(To do): Write out all of the data exactly as it appears.

Items from a dataset
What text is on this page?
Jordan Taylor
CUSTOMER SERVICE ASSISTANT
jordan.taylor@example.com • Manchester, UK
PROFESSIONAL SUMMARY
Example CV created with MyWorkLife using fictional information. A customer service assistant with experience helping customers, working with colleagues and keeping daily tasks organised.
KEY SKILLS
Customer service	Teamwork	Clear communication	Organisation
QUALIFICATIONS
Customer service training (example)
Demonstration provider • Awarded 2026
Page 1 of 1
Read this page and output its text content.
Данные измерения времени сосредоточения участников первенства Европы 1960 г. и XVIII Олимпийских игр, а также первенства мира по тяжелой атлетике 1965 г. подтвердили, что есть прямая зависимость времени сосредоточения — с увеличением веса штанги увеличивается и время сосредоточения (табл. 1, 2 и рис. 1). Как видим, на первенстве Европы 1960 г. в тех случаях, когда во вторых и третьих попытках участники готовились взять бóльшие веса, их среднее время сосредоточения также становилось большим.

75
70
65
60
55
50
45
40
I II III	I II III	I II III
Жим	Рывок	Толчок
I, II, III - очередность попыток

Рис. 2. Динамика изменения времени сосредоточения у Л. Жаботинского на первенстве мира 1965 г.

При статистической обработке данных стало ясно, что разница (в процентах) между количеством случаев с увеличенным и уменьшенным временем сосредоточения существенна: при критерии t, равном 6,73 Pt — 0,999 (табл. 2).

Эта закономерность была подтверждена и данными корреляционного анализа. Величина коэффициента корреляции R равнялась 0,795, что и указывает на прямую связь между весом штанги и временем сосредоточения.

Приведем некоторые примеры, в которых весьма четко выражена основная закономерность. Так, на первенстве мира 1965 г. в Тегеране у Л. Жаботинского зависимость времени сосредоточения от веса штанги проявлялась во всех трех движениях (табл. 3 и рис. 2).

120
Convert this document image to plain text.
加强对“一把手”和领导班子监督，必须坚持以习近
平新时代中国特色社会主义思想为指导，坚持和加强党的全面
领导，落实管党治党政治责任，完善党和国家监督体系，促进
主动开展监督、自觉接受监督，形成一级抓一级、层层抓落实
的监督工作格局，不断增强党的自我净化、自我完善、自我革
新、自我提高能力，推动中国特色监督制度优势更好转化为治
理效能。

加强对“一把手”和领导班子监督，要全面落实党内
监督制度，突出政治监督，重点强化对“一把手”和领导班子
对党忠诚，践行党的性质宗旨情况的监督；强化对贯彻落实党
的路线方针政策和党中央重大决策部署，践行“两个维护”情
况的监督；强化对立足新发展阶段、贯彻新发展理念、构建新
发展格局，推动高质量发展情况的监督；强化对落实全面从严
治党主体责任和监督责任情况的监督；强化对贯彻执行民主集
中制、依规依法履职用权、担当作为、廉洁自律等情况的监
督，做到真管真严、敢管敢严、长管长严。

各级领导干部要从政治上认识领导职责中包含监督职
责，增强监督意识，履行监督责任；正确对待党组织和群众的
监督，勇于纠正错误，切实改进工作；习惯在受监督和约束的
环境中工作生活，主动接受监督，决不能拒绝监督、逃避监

(Written response):
What text is on this page?
Jordan Taylor
CUSTOMER SERVICE ASSISTANT
jordan.taylor@example.com • Manchester, UK
PROFESSIONAL SUMMARY
Example CV created with MyWorkLife using fictional information. A customer service assistant with experience helping customers, working with colleagues and keeping daily tasks organised.
KEY SKILLS
Customer service	Teamwork	Clear communication	Organisation
QUALIFICATIONS
Customer service training (example)
Demonstration provider • Awarded 2026
Page 1 of 1
Read this page and output its text content.
Данные измерения времени сосредоточения участников первенства Европы 1960 г. и XVIII Олимпийских игр, а также первенства мира по тяжелой атлетике 1965 г. подтвердили, что есть прямая зависимость времени сосредоточения — с увеличением веса штанги увеличивается и время сосредоточения (табл. 1, 2 и рис. 1). Как видим, на первенстве Европы 1960 г. в тех случаях, когда во вторых и третьих попытках участники готовились взять бóльшие веса, их среднее время сосредоточения также становилось большим.

75
70
65
60
55
50
45
40
I II III	I II III	I II III
Жим	Рывок	Толчок
I, II, III - очередность попыток

Рис. 2. Динамика изменения времени сосредоточения у Л. Жаботинского на первенстве мира 1965 г.

При статистической обработке данных стало ясно, что разница (в процентах) между количеством случаев с увеличенным и уменьшенным временем сосредоточения существенна: при критерии t, равном 6,73 Pt — 0,999 (табл. 2).

Эта закономерность была подтверждена и данными корреляционного анализа. Величина коэффициента корреляции R равнялась 0,795, что и указывает на прямую связь между весом штанги и временем сосредоточения.

Приведем некоторые примеры, в которых весьма четко выражена основная закономерность. Так, на первенстве мира 1965 г. в Тегеране у Л. Жаботинского зависимость времени сосредоточения от веса штанги проявлялась во всех трех движениях (табл. 3 и рис. 2).

120
Convert this document image to plain text.
加强对“一把手”和领导班子监督，必须坚持以习近
平新时代中国特色社会主义思想为指导，坚持和加强党的全面
领导，落实管党治党政治责任，完善党和国家监督体系，促进
主动开展监督、自觉接受监督，形成一级抓一级、层层抓落实
的监督工作格局，不断增强党的自我净化、自我完善、自我革
新、自我提高能力，推动中国特色监督制度优势更好转化为治
理效能。

加强对“一把手”和领导班子监督，要全面落实党内
监督制度，突出政治监督，重点强化对“一把手”和领导班子
对党忠诚，践行党的性质宗旨情况的监督；强化对贯彻落实党
的路线方针政策和党中央重大决策部署，践行“两个维护”情
况的监督；强化对立足新发展阶段、贯彻新发展理念、构建新
发展格局，推动高质量发展情况的监督；强化对落实全面从严
治党主体责任和监督责任情况的监督；强化对贯彻执行民主集
中制、依规依法履职用权、担当作为、廉洁自律等情况的监
督，做到真管真严、敢管敢严、长管长严。

各级领导干部要从政治上认识领导职责中包含监督职
责，增强监督意识，履行监督责任；正确对待党组织和群众的
监督，勇于纠正错误，切实改进工作；习惯在受监督和约束的
环境中工作生活，主动接受监督，决不能拒绝监督、逃避监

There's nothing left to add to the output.